--- START OF Entries provided ---

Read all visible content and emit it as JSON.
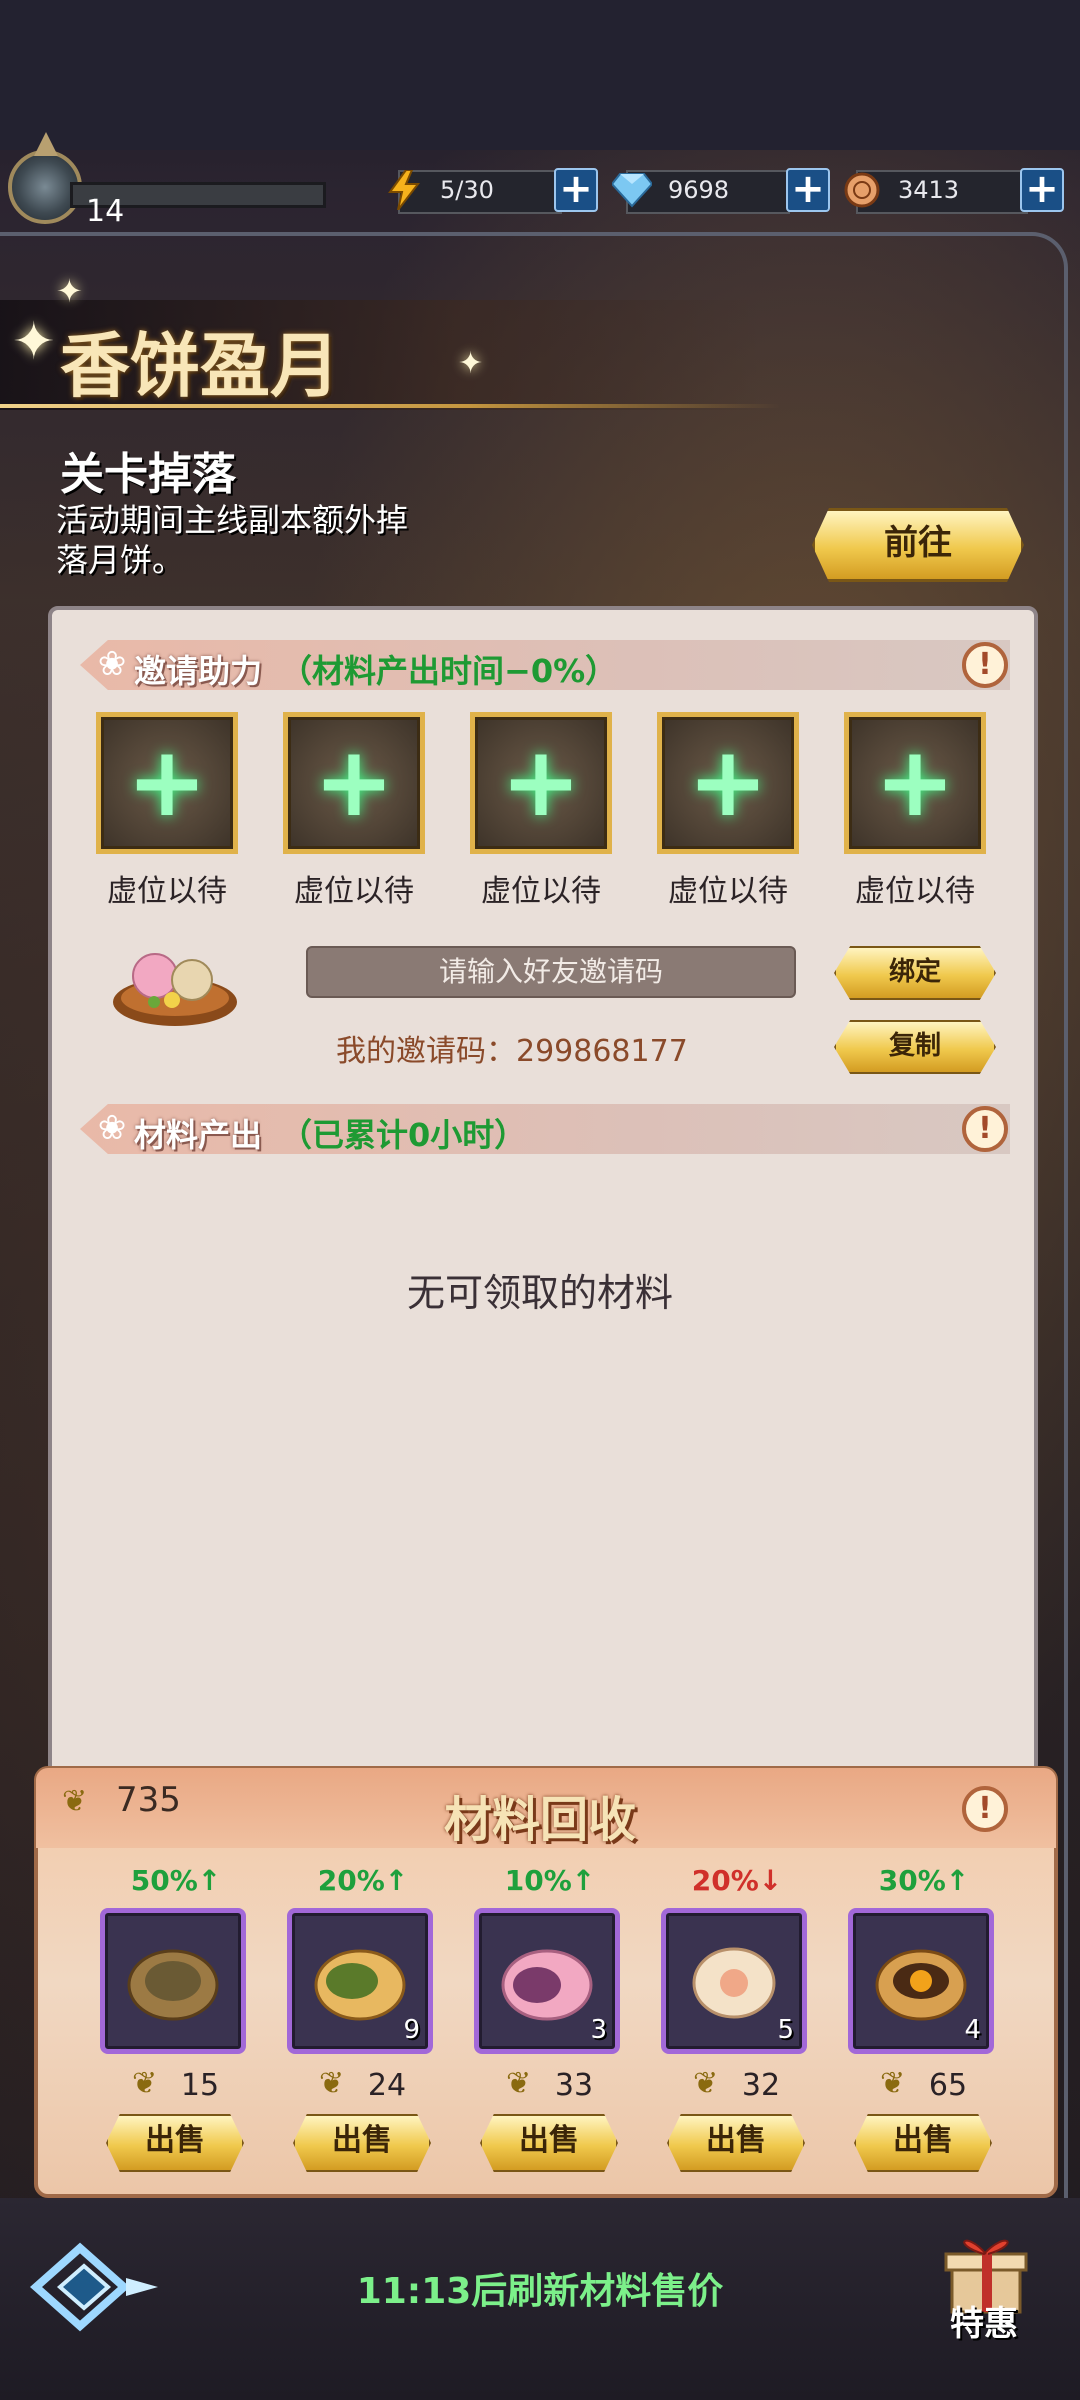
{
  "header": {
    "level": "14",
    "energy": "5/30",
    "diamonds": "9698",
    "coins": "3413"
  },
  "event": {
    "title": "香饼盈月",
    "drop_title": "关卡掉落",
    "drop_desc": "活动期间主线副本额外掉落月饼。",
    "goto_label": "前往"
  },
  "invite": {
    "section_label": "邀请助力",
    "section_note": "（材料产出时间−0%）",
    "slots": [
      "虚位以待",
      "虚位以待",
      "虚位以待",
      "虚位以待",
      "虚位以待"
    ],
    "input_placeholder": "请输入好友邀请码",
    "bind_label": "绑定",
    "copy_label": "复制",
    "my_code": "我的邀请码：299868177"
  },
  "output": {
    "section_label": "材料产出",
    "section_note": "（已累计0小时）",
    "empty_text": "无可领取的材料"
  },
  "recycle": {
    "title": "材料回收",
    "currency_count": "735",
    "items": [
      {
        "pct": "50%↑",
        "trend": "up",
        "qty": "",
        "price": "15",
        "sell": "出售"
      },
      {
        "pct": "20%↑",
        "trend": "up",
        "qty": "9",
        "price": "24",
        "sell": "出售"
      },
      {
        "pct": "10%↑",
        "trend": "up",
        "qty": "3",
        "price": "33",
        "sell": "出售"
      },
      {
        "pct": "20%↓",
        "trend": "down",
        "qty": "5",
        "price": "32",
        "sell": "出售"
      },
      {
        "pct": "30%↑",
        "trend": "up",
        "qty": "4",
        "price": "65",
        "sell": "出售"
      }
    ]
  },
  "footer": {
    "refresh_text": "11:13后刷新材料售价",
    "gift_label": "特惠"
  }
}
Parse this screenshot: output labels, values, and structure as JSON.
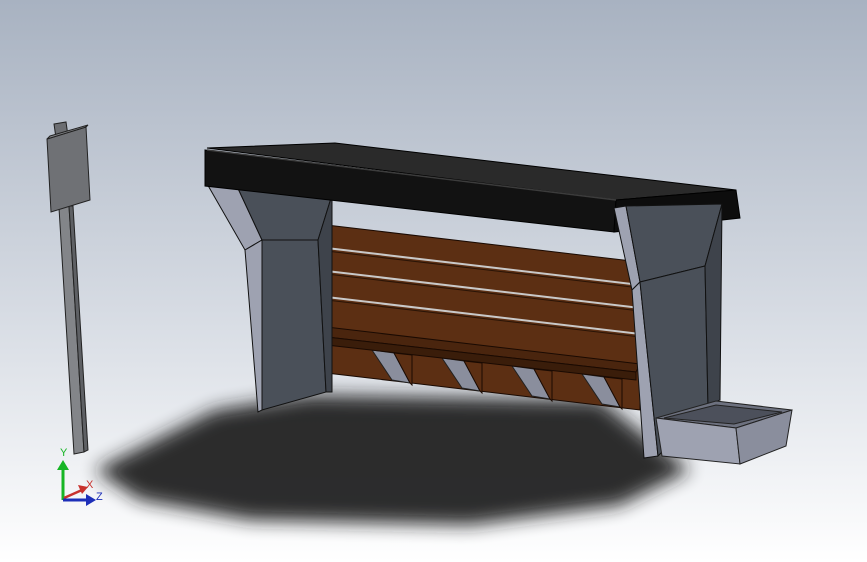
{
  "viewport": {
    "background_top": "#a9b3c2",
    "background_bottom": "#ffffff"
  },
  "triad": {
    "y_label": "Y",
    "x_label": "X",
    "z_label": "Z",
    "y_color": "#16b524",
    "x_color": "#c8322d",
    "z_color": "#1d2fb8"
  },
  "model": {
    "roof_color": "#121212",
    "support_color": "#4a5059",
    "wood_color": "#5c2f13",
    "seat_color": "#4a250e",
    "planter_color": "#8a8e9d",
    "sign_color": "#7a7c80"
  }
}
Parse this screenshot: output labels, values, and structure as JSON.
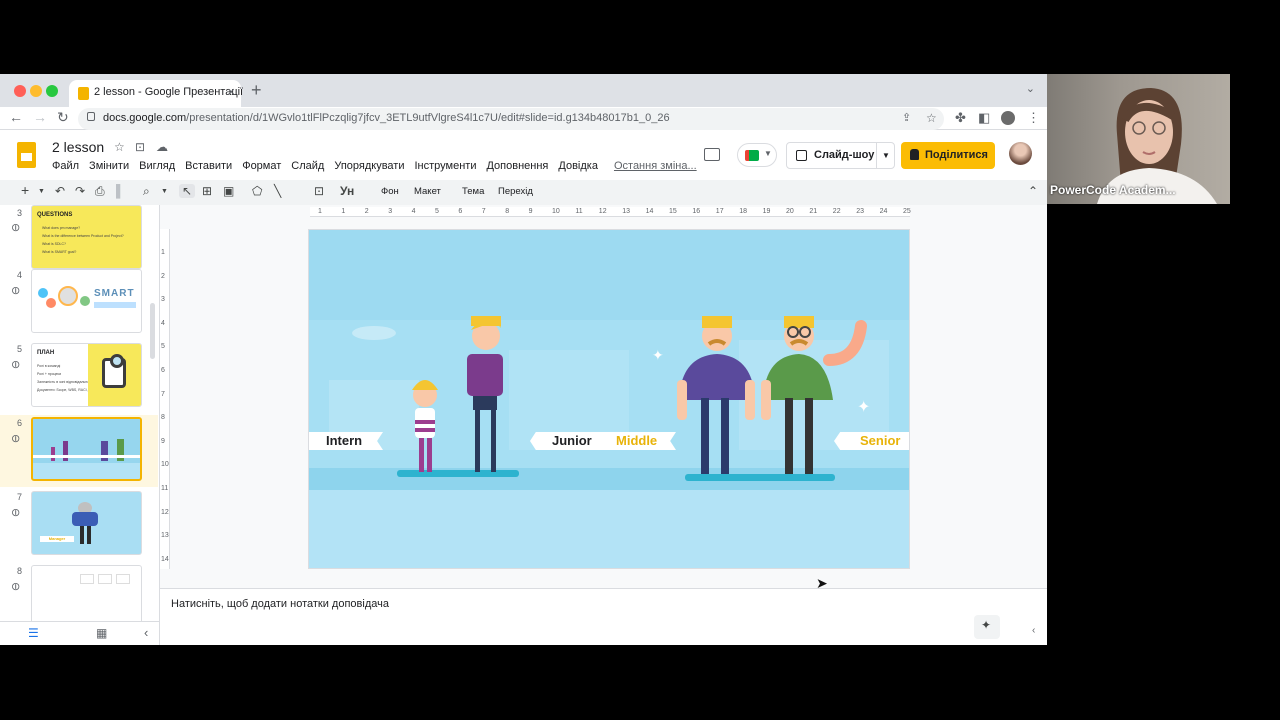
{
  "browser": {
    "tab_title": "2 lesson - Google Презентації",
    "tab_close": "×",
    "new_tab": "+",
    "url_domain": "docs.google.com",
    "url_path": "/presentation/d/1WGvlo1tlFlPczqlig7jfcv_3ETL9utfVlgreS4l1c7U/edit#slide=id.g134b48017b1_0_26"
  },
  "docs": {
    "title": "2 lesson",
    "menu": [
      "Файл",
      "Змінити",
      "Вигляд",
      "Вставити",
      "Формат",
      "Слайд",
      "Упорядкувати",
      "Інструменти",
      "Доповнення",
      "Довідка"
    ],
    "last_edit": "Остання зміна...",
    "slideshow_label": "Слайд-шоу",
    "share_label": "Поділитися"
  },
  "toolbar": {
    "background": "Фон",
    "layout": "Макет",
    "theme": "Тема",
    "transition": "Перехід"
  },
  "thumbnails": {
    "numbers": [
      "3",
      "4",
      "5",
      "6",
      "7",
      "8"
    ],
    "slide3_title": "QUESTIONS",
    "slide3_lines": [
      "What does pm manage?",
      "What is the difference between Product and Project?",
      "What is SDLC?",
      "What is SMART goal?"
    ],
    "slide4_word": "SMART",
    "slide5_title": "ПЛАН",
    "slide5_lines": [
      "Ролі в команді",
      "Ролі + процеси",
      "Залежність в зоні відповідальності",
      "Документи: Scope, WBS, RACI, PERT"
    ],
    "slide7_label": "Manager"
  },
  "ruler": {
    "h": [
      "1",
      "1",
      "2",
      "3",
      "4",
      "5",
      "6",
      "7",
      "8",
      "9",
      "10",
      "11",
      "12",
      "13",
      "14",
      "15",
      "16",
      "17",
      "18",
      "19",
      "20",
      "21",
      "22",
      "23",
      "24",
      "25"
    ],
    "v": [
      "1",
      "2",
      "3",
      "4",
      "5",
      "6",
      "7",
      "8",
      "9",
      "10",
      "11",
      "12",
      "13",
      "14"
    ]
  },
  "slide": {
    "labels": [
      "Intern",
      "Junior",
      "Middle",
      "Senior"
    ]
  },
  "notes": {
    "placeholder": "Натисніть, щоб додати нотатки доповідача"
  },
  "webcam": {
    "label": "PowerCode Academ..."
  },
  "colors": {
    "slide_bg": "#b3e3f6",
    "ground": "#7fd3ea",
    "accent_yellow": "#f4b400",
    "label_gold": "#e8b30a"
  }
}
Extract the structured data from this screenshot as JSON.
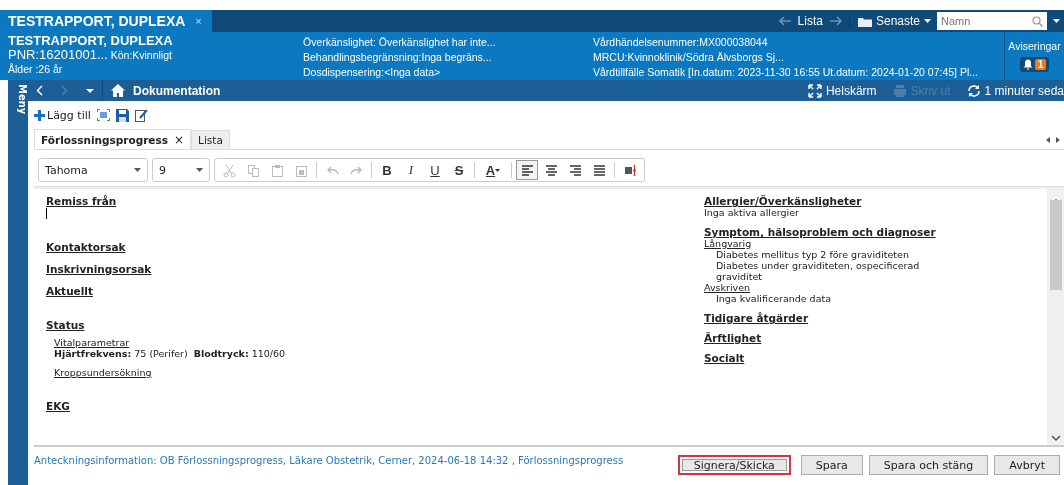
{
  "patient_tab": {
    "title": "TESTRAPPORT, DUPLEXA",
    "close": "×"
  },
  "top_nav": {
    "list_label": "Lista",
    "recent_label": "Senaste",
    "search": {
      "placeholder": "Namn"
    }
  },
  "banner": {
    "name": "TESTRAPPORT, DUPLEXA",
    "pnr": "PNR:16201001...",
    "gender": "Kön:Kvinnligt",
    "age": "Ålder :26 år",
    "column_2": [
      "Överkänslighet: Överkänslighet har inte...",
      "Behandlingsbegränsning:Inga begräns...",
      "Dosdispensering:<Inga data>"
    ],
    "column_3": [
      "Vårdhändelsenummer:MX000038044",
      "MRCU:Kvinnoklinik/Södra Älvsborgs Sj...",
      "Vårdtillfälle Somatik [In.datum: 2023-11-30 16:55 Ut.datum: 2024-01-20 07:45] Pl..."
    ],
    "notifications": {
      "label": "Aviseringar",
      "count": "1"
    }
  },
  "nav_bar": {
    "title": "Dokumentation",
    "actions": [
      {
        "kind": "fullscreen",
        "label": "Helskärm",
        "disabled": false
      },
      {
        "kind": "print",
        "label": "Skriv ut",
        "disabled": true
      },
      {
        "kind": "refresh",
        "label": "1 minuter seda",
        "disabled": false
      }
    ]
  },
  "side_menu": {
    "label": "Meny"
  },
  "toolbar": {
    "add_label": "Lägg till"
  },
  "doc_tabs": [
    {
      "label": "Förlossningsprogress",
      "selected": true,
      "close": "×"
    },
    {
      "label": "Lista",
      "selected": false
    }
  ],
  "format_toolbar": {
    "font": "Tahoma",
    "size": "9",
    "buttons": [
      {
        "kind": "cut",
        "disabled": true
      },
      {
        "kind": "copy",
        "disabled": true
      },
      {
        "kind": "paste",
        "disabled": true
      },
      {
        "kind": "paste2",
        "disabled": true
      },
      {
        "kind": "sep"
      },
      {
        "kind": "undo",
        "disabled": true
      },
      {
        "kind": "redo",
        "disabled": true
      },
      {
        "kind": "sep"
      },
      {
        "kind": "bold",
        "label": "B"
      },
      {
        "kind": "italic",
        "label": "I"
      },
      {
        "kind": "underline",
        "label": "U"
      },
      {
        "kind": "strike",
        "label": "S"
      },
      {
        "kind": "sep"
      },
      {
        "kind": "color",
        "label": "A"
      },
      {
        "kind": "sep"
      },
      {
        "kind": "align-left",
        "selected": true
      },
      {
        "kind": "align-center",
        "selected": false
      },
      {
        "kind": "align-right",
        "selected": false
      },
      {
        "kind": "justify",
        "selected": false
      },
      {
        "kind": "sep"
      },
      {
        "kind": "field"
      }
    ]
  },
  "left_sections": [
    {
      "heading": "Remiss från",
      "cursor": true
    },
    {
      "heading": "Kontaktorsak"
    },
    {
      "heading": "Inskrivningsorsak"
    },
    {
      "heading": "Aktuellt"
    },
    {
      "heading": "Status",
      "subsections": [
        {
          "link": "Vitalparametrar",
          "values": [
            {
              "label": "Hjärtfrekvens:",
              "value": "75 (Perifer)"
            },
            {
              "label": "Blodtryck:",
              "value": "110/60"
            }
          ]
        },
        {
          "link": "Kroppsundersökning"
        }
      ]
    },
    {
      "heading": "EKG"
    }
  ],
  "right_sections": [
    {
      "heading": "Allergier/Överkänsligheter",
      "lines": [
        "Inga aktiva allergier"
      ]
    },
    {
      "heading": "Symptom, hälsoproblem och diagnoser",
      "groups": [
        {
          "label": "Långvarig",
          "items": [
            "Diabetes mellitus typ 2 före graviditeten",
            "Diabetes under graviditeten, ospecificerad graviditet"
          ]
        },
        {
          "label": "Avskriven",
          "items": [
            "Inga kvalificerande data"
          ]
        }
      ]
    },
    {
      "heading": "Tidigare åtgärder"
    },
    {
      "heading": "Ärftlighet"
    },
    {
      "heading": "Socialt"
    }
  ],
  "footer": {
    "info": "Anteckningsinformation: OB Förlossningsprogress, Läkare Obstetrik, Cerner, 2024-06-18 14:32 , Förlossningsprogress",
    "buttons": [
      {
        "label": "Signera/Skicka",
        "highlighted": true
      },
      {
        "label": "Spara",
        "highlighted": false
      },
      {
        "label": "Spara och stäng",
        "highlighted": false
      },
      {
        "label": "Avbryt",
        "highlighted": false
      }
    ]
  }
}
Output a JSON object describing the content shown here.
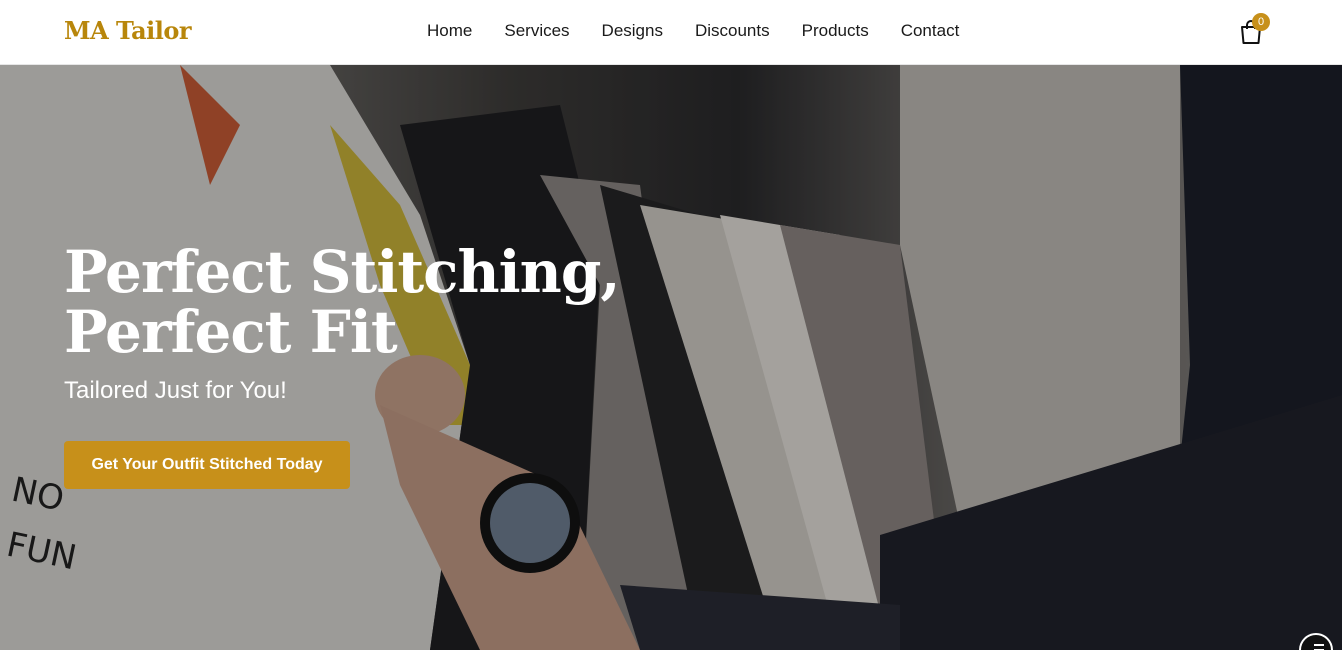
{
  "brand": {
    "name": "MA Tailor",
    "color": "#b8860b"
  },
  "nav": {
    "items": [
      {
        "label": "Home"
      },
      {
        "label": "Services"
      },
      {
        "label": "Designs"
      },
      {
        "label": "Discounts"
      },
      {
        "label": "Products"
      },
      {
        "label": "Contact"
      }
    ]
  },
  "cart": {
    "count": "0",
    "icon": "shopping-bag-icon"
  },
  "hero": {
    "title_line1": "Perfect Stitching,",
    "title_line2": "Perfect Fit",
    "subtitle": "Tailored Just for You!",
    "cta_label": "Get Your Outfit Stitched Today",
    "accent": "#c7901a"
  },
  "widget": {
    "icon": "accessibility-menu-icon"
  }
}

--- END OF Entries provided ---

## [Your instructions]
Above are the records; copy every line in them that holds the word "Diabetes".

## [Output below]
            "Diabetes mellitus typ 2 före graviditeten",
            "Diabetes under graviditeten, ospecificerad graviditet"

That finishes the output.